TEXTE PRÉSENTÉ
La semaine suivante (le 21 février), dans l’attente d’une accréditation qui arrive généralement quelques heures seulement avant le point presse en question, le journaliste qui habite à Toulouse est en route vers la capitale pour se rendre à l’Élysée. Une fois sur place, il explique sur les réseaux sociaux avoir reçu un refus d’accréditation et décide de poser sa question à Prisca Thevenot en se filmant avec son téléphone, depuis lequel il partage la vidéo.
Depuis cet épisode du 21 février, Frédéric Aigouy assure qu’il a tenté sans succès d’obtenir des explications auprès de l’Élysée. Il en a parlé à l’antenne de certains médias (Sud Radio , TVL ou encore France soir) où il ne cache pas avoir travaillé plusieurs années pour RT France, la chaîne publique russe récemment interdite de diffusion en France. Pour rappel, créée après les antennes anglaise, arabe ou espagnole de Russia Today, RT France fut dotée pendant plusieurs années d’une rédaction française (l’auteur de cet article, désormais journaliste indépendant, a lui-même travaillé pour le site web de RT France pendant plusieurs années en tant que rédacteur et reporter de terrain, ndlr). Ses journalistes furent régulièrement interdits d’accès à l’Elysée depuis l’arrivée au pouvoir d’Emmanuel Macron. Le 29 mai 2017 , le président français alla jusqu’à décréter, sans apporter le début d’une preuve, que les journalistes de la rédaction de RT France «[n’étaient] plus des journalistes » – ignorant ou feignant ainsi d’ignorer que leur professionnalisme était à l’époque reconnu par l’instance française compétente en la matière : la Commission de la Carte d’Identité des Journalistes Professionnels (CCIJP). Depuis la guerre que la Russie mène en Ukraine, la rédaction de RT France a finalement été mise sur le carreau en 2023 après une année de censure à l’échelle de l’Union européenne, dont s’est abondamment félicitée la macronie.

RELEVÉS DE DONNÉES
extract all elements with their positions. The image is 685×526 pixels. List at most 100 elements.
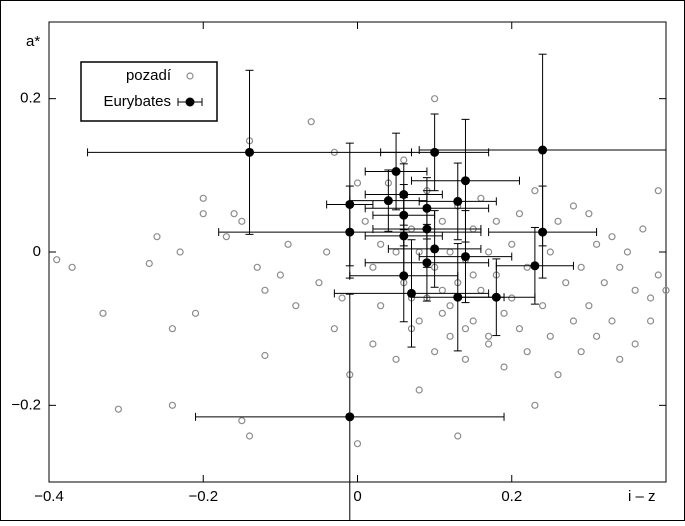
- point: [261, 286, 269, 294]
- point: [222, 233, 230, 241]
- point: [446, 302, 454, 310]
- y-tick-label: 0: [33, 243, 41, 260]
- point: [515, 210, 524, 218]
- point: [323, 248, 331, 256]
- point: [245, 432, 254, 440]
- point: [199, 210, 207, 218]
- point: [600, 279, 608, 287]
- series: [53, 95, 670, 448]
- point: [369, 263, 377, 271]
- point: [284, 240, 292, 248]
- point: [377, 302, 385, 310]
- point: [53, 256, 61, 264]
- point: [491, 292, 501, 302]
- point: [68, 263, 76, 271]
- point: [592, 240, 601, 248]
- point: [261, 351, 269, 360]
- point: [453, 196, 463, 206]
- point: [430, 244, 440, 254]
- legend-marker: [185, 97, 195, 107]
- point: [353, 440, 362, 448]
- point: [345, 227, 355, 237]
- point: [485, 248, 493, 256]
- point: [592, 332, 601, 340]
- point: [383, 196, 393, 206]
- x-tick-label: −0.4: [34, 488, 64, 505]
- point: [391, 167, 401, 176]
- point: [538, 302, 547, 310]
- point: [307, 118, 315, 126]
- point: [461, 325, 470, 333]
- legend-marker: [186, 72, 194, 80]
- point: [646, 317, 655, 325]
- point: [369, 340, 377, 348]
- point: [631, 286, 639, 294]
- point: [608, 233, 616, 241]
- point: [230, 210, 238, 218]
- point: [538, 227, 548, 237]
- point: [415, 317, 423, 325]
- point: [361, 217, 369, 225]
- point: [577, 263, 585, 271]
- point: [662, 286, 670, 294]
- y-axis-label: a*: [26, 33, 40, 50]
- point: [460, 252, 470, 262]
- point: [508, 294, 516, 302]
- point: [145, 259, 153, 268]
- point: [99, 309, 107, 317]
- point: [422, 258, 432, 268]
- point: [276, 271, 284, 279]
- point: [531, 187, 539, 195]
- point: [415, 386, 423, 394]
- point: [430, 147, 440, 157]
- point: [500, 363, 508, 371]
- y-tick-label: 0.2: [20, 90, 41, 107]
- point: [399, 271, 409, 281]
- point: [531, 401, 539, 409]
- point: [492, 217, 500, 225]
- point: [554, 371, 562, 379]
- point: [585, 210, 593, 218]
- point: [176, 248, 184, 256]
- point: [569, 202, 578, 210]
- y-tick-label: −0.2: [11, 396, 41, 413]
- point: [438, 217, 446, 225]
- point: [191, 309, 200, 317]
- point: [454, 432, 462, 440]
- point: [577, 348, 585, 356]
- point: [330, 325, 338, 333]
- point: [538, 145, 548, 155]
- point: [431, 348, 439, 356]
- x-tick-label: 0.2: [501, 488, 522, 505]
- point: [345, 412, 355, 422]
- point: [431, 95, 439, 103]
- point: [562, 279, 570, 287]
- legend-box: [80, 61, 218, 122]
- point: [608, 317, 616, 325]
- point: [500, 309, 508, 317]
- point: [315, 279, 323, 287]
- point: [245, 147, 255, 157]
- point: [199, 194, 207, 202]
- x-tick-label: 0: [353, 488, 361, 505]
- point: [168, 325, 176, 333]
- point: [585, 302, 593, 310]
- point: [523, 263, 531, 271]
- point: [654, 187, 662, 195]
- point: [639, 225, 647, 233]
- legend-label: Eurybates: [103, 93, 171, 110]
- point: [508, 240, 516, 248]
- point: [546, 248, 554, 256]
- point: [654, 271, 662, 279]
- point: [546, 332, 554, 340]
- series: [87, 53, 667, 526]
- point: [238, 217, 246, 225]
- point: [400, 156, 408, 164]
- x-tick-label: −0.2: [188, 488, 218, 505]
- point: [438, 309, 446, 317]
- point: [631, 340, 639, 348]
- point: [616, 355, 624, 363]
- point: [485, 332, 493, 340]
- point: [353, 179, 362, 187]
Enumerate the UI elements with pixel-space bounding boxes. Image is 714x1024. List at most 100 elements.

EXERCICES À FAIRE
1) D'après le texte sur l'accréditation refusée, dans quelle ville habite le journaliste ?
2) Résume en deux phrases le texte sur l'accréditation refusée.
3) Poursuis le texte sur l'accréditation refusée après sa dernière phrase.

LES RÉPONSES
1) À Toulouse.

2) Le 21 février, le journaliste Frédéric Aigouy s'est vu refuser une accréditation à l'Élysée et a posé sa question à Prisca Thevenot en se filmant avec son téléphone. Il dit avoir tenté sans succès d'obtenir des explications et ne cache pas avoir travaillé pour RT France, chaîne russe dont les journalistes furent souvent interdits d'accès à l'Élysée et dont la rédaction a été mise sur le carreau en 2023.

3)
L’expérience professionnelle que Frédéric Aigouy ne cache pas sur son CV aura-t-elle participé à le faire devenir persona non grata au palais présidentiel depuis son dernier échange avec Prisca Thevenot ? Le service presse de l’Elysée a-t-il un problème avec l’activité de ce journaliste sur les réseaux sociaux, à travers laquelle il revendique auprès d’Off Investigation une ligne « anti-impériale » ? « Je combats le bras armé de l’empire, l’OTAN, qui est une alliance militaire agressive par nature. Sans guerre, elle disparaît et les milliards qui engraissent le complexe militaro- industriel avec. Nous vivons dans une telle soumission idéologique à Washington, que toute critique à leur égard devient une position pro-russe. Je n’ai pas d’agenda pro-russe, j’ai un agenda pro-France. Pour une France souveraine, comme elle a l’a toujours été par le passé », nous a-t-il confié. Le malaise du 21 février a-t-il écorché la conception macroniste de ce que devrait être un échange entre le pouvoir exécutif et les journalistes qui l’interpellent ? Quoi qu’il en soit, la présidence française demeure pour l’heure bien mystérieuse sur le sujet. Contacté, son service presse n’a à ce stade pas souhaité commenter l’affaire auprès d’Off Investigation.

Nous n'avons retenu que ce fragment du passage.